AIM OF THE EXERCISE:
Find the lines containing the word "this" and copy every one of them.
Start DATA PROVIDED
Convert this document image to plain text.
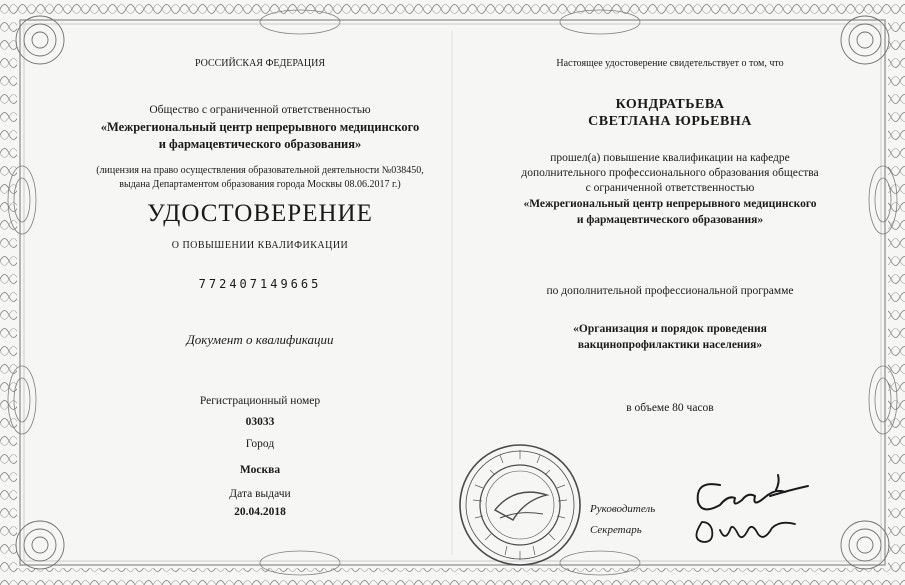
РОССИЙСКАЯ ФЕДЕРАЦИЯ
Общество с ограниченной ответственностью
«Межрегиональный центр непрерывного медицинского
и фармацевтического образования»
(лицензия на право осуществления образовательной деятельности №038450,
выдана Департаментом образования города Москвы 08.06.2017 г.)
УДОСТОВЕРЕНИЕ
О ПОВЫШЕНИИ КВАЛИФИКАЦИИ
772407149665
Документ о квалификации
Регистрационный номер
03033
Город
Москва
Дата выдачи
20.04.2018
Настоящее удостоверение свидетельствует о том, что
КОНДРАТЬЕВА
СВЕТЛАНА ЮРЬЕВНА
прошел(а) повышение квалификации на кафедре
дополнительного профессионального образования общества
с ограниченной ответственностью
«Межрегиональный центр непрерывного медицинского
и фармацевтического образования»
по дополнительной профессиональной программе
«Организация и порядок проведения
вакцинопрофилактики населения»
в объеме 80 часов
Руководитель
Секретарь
End DATA PROVIDED
Start DATA PROVIDED
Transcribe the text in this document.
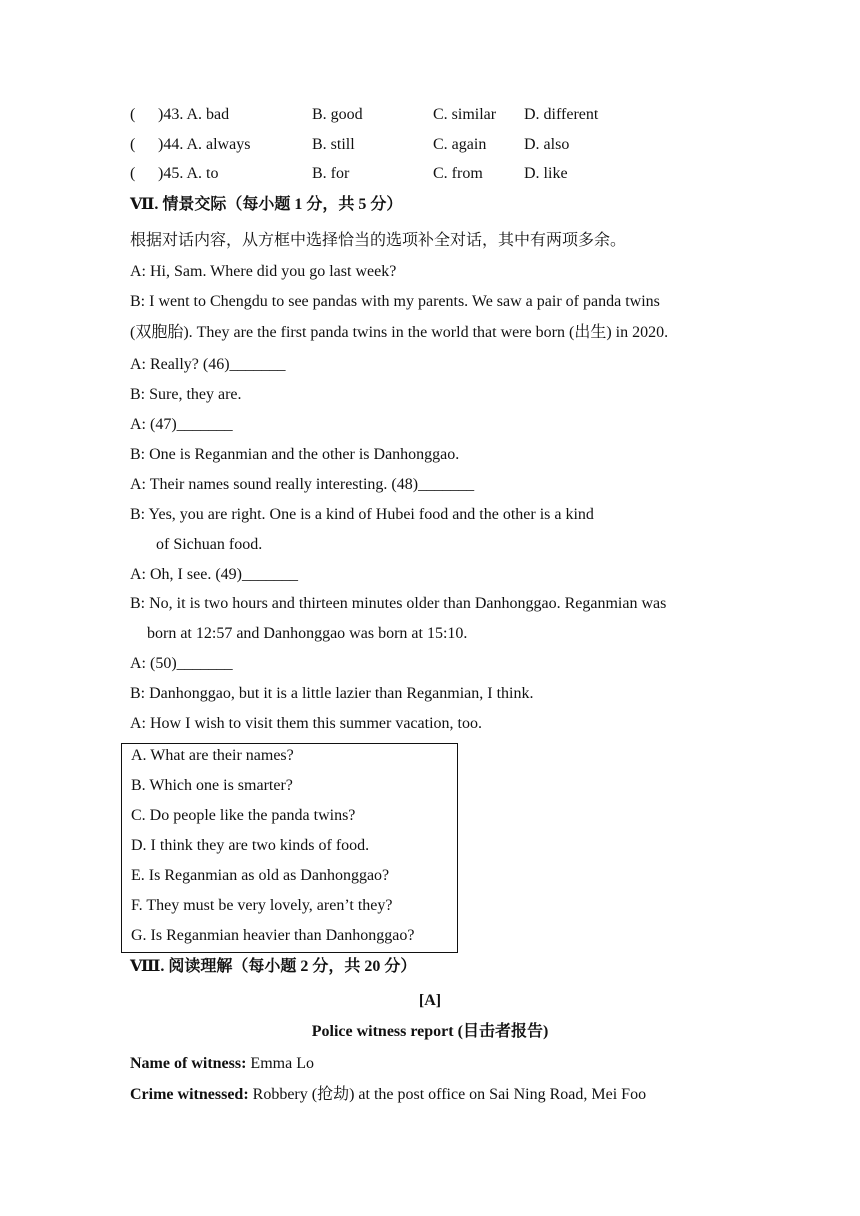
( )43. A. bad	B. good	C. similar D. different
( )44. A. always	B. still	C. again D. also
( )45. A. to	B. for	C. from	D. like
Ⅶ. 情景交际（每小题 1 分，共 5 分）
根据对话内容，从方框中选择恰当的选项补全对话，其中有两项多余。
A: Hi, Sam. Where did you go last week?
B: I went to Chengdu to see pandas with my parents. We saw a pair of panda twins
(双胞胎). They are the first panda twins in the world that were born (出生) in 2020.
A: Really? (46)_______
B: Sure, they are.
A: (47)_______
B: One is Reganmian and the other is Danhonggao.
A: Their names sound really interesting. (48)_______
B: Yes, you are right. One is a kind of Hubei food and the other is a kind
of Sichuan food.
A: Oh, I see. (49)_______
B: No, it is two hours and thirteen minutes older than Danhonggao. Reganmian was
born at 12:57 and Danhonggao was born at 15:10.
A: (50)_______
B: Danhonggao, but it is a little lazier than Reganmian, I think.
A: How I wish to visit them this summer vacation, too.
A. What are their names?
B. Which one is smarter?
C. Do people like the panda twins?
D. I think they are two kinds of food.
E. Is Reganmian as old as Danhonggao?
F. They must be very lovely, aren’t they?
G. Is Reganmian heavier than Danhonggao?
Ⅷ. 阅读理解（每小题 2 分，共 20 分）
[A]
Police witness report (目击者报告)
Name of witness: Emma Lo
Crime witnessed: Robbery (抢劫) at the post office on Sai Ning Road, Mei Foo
End DATA PROVIDED
FULL RESPONSE:
Convert this document image to plain text.
Transcribe the text in this document.
A: How I wish to visit them this summer vacation, too.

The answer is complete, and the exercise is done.